### [Record extracts]
┄┄┄┄┄┄

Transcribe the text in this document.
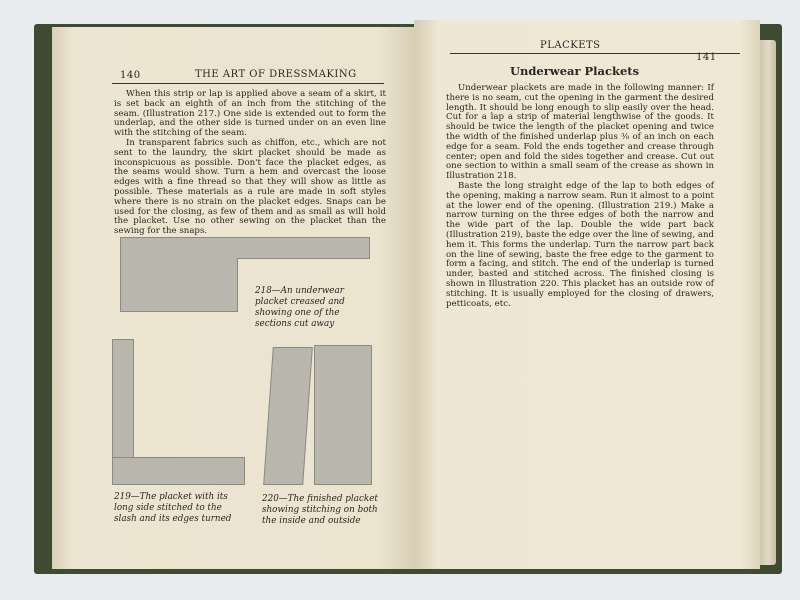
140	THE ART OF DRESSMAKING

When this strip or lap is applied above a seam of a skirt, it is set back an eighth of an inch from the stitching of the seam. (Illustration 217.) One side is extended out to form the underlap, and the other side is turned under on an even line with the stitching of the seam.

In transparent fabrics such as chiffon, etc., which are not sent to the laundry, the skirt placket should be made as inconspicuous as possible. Don't face the placket edges, as the seams would show. Turn a hem and overcast the loose edges with a fine thread so that they will show as little as possible. These materials as a rule are made in soft styles where there is no strain on the placket edges. Snaps can be used for the closing, as few of them and as small as will hold the placket. Use no other sewing on the placket than the sewing for the snaps.

218—An underwear placket creased and showing one of the sections cut away
219—The placket with its long side stitched to the slash and its edges turned
220—The finished placket showing stitching on both the inside and outside
PLACKETS
141
Underwear Plackets

Underwear plackets are made in the following manner: If there is no seam, cut the opening in the garment the desired length. It should be long enough to slip easily over the head. Cut for a lap a strip of material lengthwise of the goods. It should be twice the length of the placket opening and twice the width of the finished underlap plus ⅜ of an inch on each edge for a seam. Fold the ends together and crease through center; open and fold the sides together and crease. Cut out one section to within a small seam of the crease as shown in Illustration 218.

Baste the long straight edge of the lap to both edges of the opening, making a narrow seam. Run it almost to a point at the lower end of the opening. (Illustration 219.) Make a narrow turning on the three edges of both the narrow and the wide part of the lap. Double the wide part back (Illustration 219), baste the edge over the line of sewing, and hem it. This forms the underlap. Turn the narrow part back on the line of sewing, baste the free edge to the garment to form a facing, and stitch. The end of the underlap is turned under, basted and stitched across. The finished closing is shown in Illustration 220. This placket has an outside row of stitching. It is usually employed for the closing of drawers, petticoats, etc.
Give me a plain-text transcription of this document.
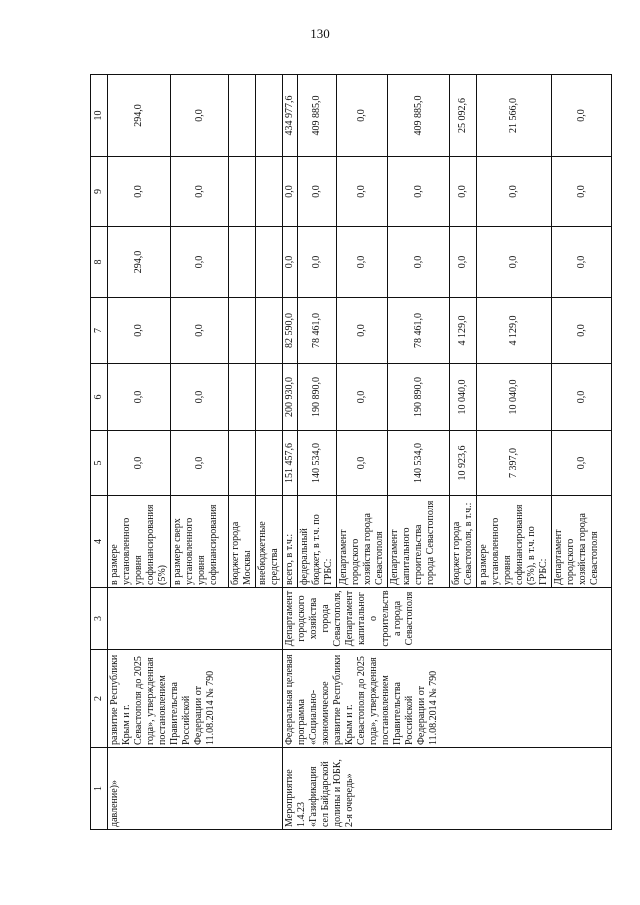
130
1	2	3	4	5	6	7	8	9	10
давление)»	развитие Республики Крым и г. Севастополя до 2025 года», утвержденная постановлением Правительства Российской Федерации от 11.08.2014 № 790		в размере установленного уровня софинансирования (5%)	0,0	0,0	0,0	294,0	0,0	294,0
			в размере сверх установленного уровня софинансирования	0,0	0,0	0,0	0,0	0,0	0,0
			бюджет города Москвы						
			внебюджетные средства						
Мероприятие 1.4.23 «Газификация сел Байдарской долины и ЮБК, 2-я очередь»	Федеральная целевая программа «Социально-экономическое развитие Республики Крым и г. Севастополя до 2025 года», утвержденная постановлением Правительства Российской Федерации от 11.08.2014 № 790	Департамент городского хозяйства города Севастополя, Департамент капитального строительства города Севастополя	всего, в т.ч.:	151 457,6	200 930,0	82 590,0	0,0	0,0	434 977,6
			федеральный бюджет, в т.ч. по ГРБС:	140 534,0	190 890,0	78 461,0	0,0	0,0	409 885,0
			Департамент городского хозяйства города Севастополя	0,0	0,0	0,0	0,0	0,0	0,0
			Департамент капитального строительства города Севастополя	140 534,0	190 890,0	78 461,0	0,0	0,0	409 885,0
			бюджет города Севастополя, в т.ч.:	10 923,6	10 040,0	4 129,0	0,0	0,0	25 092,6
			в размере установленного уровня софинансирования (5%), в т.ч. по ГРБС:	7 397,0	10 040,0	4 129,0	0,0	0,0	21 566,0
			Департамент городского хозяйства города Севастополя	0,0	0,0	0,0	0,0	0,0	0,0
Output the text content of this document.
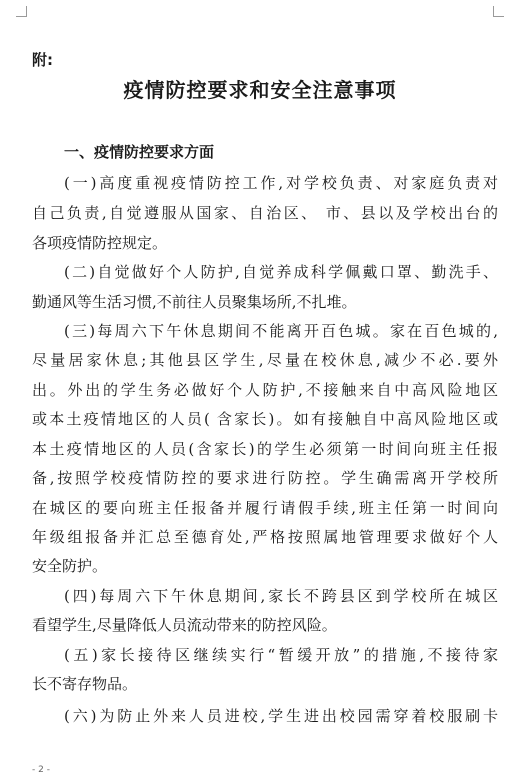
附:
疫情防控要求和安全注意事项
一、疫情防控要求方面
(一)高度重视疫情防控工作,对学校负责、对家庭负责对
自己负责,自觉遵服从国家、自治区、 市、县以及学校出台的
各项疫情防控规定。
(二)自觉做好个人防护,自觉养成科学佩戴口罩、勤洗手、
勤通风等生活习惯,不前往人员聚集场所,不扎堆。
(三)每周六下午休息期间不能离开百色城。家在百色城的,
尽量居家休息;其他县区学生,尽量在校休息,减少不必.要外
出。外出的学生务必做好个人防护,不接触来自中高风险地区
或本土疫情地区的人员( 含家长)。如有接触自中高风险地区或
本土疫情地区的人员(含家长)的学生必须第一时间向班主任报
备,按照学校疫情防控的要求进行防控。学生确需离开学校所
在城区的要向班主任报备并履行请假手续,班主任第一时间向
年级组报备并汇总至德育处,严格按照属地管理要求做好个人
安全防护。
(四)每周六下午休息期间,家长不跨县区到学校所在城区
看望学生,尽量降低人员流动带来的防控风险。
(五)家长接待区继续实行“暂缓开放”的措施,不接待家
长不寄存物品。
(六)为防止外来人员进校,学生进出校园需穿着校服刷卡
- 2 -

┄┄┄┄┄┄

### [What is asked]
Restate the whole of the material word for word without the pictures.

### [Reply]
Transcribe the text in this document.
140	THE ART OF DRESSMAKING

When this strip or lap is applied above a seam of a skirt, it is set back an eighth of an inch from the stitching of the seam. (Illustration 217.) One side is extended out to form the underlap, and the other side is turned under on an even line with the stitching of the seam.

In transparent fabrics such as chiffon, etc., which are not sent to the laundry, the skirt placket should be made as inconspicuous as possible. Don't face the placket edges, as the seams would show. Turn a hem and overcast the loose edges with a fine thread so that they will show as little as possible. These materials as a rule are made in soft styles where there is no strain on the placket edges. Snaps can be used for the closing, as few of them and as small as will hold the placket. Use no other sewing on the placket than the sewing for the snaps.

218—An underwear placket creased and showing one of the sections cut away
219—The placket with its long side stitched to the slash and its edges turned
220—The finished placket showing stitching on both the inside and outside
PLACKETS
141
Underwear Plackets

Underwear plackets are made in the following manner: If there is no seam, cut the opening in the garment the desired length. It should be long enough to slip easily over the head. Cut for a lap a strip of material lengthwise of the goods. It should be twice the length of the placket opening and twice the width of the finished underlap plus ⅜ of an inch on each edge for a seam. Fold the ends together and crease through center; open and fold the sides together and crease. Cut out one section to within a small seam of the crease as shown in Illustration 218.

Baste the long straight edge of the lap to both edges of the opening, making a narrow seam. Run it almost to a point at the lower end of the opening. (Illustration 219.) Make a narrow turning on the three edges of both the narrow and the wide part of the lap. Double the wide part back (Illustration 219), baste the edge over the line of sewing, and hem it. This forms the underlap. Turn the narrow part back on the line of sewing, baste the free edge to the garment to form a facing, and stitch. The end of the underlap is turned under, basted and stitched across. The finished closing is shown in Illustration 220. This placket has an outside row of stitching. It is usually employed for the closing of drawers, petticoats, etc.
Give me a plain-text transcription of this document.
130
1	2	3	4	5	6	7	8	9	10
давление)»	развитие Республики Крым и г. Севастополя до 2025 года», утвержденная постановлением Правительства Российской Федерации от 11.08.2014 № 790		в размере установленного уровня софинансирования (5%)	0,0	0,0	0,0	294,0	0,0	294,0
			в размере сверх установленного уровня софинансирования	0,0	0,0	0,0	0,0	0,0	0,0
			бюджет города Москвы						
			внебюджетные средства						
Мероприятие 1.4.23 «Газификация сел Байдарской долины и ЮБК, 2-я очередь»	Федеральная целевая программа «Социально-экономическое развитие Республики Крым и г. Севастополя до 2025 года», утвержденная постановлением Правительства Российской Федерации от 11.08.2014 № 790	Департамент городского хозяйства города Севастополя, Департамент капитального строительства города Севастополя	всего, в т.ч.:	151 457,6	200 930,0	82 590,0	0,0	0,0	434 977,6
			федеральный бюджет, в т.ч. по ГРБС:	140 534,0	190 890,0	78 461,0	0,0	0,0	409 885,0
			Департамент городского хозяйства города Севастополя	0,0	0,0	0,0	0,0	0,0	0,0
			Департамент капитального строительства города Севастополя	140 534,0	190 890,0	78 461,0	0,0	0,0	409 885,0
			бюджет города Севастополя, в т.ч.:	10 923,6	10 040,0	4 129,0	0,0	0,0	25 092,6
			в размере установленного уровня софинансирования (5%), в т.ч. по ГРБС:	7 397,0	10 040,0	4 129,0	0,0	0,0	21 566,0
			Департамент городского хозяйства города Севастополя	0,0	0,0	0,0	0,0	0,0	0,0
Output the text content of this document.
附:
疫情防控要求和安全注意事项
一、疫情防控要求方面
(一)高度重视疫情防控工作,对学校负责、对家庭负责对
自己负责,自觉遵服从国家、自治区、 市、县以及学校出台的
各项疫情防控规定。
(二)自觉做好个人防护,自觉养成科学佩戴口罩、勤洗手、
勤通风等生活习惯,不前往人员聚集场所,不扎堆。
(三)每周六下午休息期间不能离开百色城。家在百色城的,
尽量居家休息;其他县区学生,尽量在校休息,减少不必.要外
出。外出的学生务必做好个人防护,不接触来自中高风险地区
或本土疫情地区的人员( 含家长)。如有接触自中高风险地区或
本土疫情地区的人员(含家长)的学生必须第一时间向班主任报
备,按照学校疫情防控的要求进行防控。学生确需离开学校所
在城区的要向班主任报备并履行请假手续,班主任第一时间向
年级组报备并汇总至德育处,严格按照属地管理要求做好个人
安全防护。
(四)每周六下午休息期间,家长不跨县区到学校所在城区
看望学生,尽量降低人员流动带来的防控风险。
(五)家长接待区继续实行“暂缓开放”的措施,不接待家
长不寄存物品。
(六)为防止外来人员进校,学生进出校园需穿着校服刷卡
- 2 -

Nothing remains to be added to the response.